** Start of ITEMS **
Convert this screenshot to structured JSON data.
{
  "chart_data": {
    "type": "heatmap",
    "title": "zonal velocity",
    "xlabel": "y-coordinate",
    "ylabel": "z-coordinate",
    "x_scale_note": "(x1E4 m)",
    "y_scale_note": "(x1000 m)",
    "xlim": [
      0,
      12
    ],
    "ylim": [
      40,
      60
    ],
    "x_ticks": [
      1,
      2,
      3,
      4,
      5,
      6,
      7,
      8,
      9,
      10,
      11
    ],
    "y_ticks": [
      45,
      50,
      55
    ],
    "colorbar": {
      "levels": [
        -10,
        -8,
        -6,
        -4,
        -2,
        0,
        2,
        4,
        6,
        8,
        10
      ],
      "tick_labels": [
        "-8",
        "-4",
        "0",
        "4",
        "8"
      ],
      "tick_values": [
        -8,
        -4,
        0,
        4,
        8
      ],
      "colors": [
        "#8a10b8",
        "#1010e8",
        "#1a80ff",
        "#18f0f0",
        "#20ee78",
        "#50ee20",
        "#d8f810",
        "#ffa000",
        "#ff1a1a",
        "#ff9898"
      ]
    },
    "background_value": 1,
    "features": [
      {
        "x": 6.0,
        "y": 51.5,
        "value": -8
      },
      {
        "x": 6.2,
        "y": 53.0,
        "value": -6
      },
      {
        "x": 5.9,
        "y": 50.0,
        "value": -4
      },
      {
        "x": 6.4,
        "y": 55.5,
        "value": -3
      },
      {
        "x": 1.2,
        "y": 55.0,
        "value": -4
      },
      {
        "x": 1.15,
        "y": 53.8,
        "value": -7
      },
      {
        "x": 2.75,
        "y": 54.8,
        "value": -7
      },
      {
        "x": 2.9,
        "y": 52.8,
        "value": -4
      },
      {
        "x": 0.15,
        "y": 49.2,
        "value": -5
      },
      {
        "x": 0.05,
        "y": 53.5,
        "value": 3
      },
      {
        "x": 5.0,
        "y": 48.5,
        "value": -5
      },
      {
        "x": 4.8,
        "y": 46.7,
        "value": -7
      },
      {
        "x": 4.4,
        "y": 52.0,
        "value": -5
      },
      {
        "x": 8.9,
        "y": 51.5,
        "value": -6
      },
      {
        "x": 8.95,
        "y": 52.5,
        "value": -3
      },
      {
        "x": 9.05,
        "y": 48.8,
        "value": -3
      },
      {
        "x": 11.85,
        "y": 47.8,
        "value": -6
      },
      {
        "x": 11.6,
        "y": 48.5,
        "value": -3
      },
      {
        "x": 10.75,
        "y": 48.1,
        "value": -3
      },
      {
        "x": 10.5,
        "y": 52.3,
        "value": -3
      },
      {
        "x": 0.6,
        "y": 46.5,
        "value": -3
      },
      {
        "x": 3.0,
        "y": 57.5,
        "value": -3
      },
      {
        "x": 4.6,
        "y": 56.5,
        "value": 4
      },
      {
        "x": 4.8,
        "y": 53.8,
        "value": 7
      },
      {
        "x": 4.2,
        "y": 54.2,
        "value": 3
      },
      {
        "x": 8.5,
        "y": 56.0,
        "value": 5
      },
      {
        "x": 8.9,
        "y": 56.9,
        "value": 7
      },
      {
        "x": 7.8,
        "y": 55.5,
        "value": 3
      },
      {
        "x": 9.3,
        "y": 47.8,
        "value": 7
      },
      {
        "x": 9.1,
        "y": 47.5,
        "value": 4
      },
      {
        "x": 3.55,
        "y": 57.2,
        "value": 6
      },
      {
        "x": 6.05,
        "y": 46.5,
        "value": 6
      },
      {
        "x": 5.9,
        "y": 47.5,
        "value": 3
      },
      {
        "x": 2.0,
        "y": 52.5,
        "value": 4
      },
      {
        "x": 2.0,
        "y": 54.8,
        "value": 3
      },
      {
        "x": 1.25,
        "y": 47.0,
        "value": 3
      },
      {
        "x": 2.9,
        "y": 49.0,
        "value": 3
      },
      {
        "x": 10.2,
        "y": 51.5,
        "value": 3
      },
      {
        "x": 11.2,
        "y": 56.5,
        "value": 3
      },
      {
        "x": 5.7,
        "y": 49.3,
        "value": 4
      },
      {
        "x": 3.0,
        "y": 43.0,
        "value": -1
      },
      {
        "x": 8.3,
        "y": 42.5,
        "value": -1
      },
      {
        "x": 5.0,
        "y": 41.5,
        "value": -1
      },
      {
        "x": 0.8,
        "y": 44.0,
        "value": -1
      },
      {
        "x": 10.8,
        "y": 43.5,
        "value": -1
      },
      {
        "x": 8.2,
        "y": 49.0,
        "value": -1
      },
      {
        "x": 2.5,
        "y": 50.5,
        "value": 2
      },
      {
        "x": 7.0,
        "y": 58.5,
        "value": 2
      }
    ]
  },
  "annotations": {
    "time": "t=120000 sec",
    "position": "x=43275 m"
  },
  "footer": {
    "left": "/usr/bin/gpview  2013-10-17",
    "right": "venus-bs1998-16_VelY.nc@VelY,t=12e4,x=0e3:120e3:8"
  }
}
** End of ITEMS **
Return all of the entries exactly as written.

*FINAL RESULT*.
Convert this screenshot to structured JSON data.
{
  "chart_data": {
    "type": "heatmap",
    "title": "zonal velocity",
    "xlabel": "y-coordinate",
    "ylabel": "z-coordinate",
    "x_scale_note": "(x1E4 m)",
    "y_scale_note": "(x1000 m)",
    "xlim": [
      0,
      12
    ],
    "ylim": [
      40,
      60
    ],
    "x_ticks": [
      1,
      2,
      3,
      4,
      5,
      6,
      7,
      8,
      9,
      10,
      11
    ],
    "y_ticks": [
      45,
      50,
      55
    ],
    "colorbar": {
      "levels": [
        -10,
        -8,
        -6,
        -4,
        -2,
        0,
        2,
        4,
        6,
        8,
        10
      ],
      "tick_labels": [
        "-8",
        "-4",
        "0",
        "4",
        "8"
      ],
      "tick_values": [
        -8,
        -4,
        0,
        4,
        8
      ],
      "colors": [
        "#8a10b8",
        "#1010e8",
        "#1a80ff",
        "#18f0f0",
        "#20ee78",
        "#50ee20",
        "#d8f810",
        "#ffa000",
        "#ff1a1a",
        "#ff9898"
      ]
    },
    "background_value": 1,
    "features": [
      {
        "x": 6.0,
        "y": 51.5,
        "value": -8
      },
      {
        "x": 6.2,
        "y": 53.0,
        "value": -6
      },
      {
        "x": 5.9,
        "y": 50.0,
        "value": -4
      },
      {
        "x": 6.4,
        "y": 55.5,
        "value": -3
      },
      {
        "x": 1.2,
        "y": 55.0,
        "value": -4
      },
      {
        "x": 1.15,
        "y": 53.8,
        "value": -7
      },
      {
        "x": 2.75,
        "y": 54.8,
        "value": -7
      },
      {
        "x": 2.9,
        "y": 52.8,
        "value": -4
      },
      {
        "x": 0.15,
        "y": 49.2,
        "value": -5
      },
      {
        "x": 0.05,
        "y": 53.5,
        "value": 3
      },
      {
        "x": 5.0,
        "y": 48.5,
        "value": -5
      },
      {
        "x": 4.8,
        "y": 46.7,
        "value": -7
      },
      {
        "x": 4.4,
        "y": 52.0,
        "value": -5
      },
      {
        "x": 8.9,
        "y": 51.5,
        "value": -6
      },
      {
        "x": 8.95,
        "y": 52.5,
        "value": -3
      },
      {
        "x": 9.05,
        "y": 48.8,
        "value": -3
      },
      {
        "x": 11.85,
        "y": 47.8,
        "value": -6
      },
      {
        "x": 11.6,
        "y": 48.5,
        "value": -3
      },
      {
        "x": 10.75,
        "y": 48.1,
        "value": -3
      },
      {
        "x": 10.5,
        "y": 52.3,
        "value": -3
      },
      {
        "x": 0.6,
        "y": 46.5,
        "value": -3
      },
      {
        "x": 3.0,
        "y": 57.5,
        "value": -3
      },
      {
        "x": 4.6,
        "y": 56.5,
        "value": 4
      },
      {
        "x": 4.8,
        "y": 53.8,
        "value": 7
      },
      {
        "x": 4.2,
        "y": 54.2,
        "value": 3
      },
      {
        "x": 8.5,
        "y": 56.0,
        "value": 5
      },
      {
        "x": 8.9,
        "y": 56.9,
        "value": 7
      },
      {
        "x": 7.8,
        "y": 55.5,
        "value": 3
      },
      {
        "x": 9.3,
        "y": 47.8,
        "value": 7
      },
      {
        "x": 9.1,
        "y": 47.5,
        "value": 4
      },
      {
        "x": 3.55,
        "y": 57.2,
        "value": 6
      },
      {
        "x": 6.05,
        "y": 46.5,
        "value": 6
      },
      {
        "x": 5.9,
        "y": 47.5,
        "value": 3
      },
      {
        "x": 2.0,
        "y": 52.5,
        "value": 4
      },
      {
        "x": 2.0,
        "y": 54.8,
        "value": 3
      },
      {
        "x": 1.25,
        "y": 47.0,
        "value": 3
      },
      {
        "x": 2.9,
        "y": 49.0,
        "value": 3
      },
      {
        "x": 10.2,
        "y": 51.5,
        "value": 3
      },
      {
        "x": 11.2,
        "y": 56.5,
        "value": 3
      },
      {
        "x": 5.7,
        "y": 49.3,
        "value": 4
      },
      {
        "x": 3.0,
        "y": 43.0,
        "value": -1
      },
      {
        "x": 8.3,
        "y": 42.5,
        "value": -1
      },
      {
        "x": 5.0,
        "y": 41.5,
        "value": -1
      },
      {
        "x": 0.8,
        "y": 44.0,
        "value": -1
      },
      {
        "x": 10.8,
        "y": 43.5,
        "value": -1
      },
      {
        "x": 8.2,
        "y": 49.0,
        "value": -1
      },
      {
        "x": 2.5,
        "y": 50.5,
        "value": 2
      },
      {
        "x": 7.0,
        "y": 58.5,
        "value": 2
      }
    ]
  },
  "annotations": {
    "time": "t=120000 sec",
    "position": "x=43275 m"
  },
  "footer": {
    "left": "/usr/bin/gpview  2013-10-17",
    "right": "venus-bs1998-16_VelY.nc@VelY,t=12e4,x=0e3:120e3:8"
  }
}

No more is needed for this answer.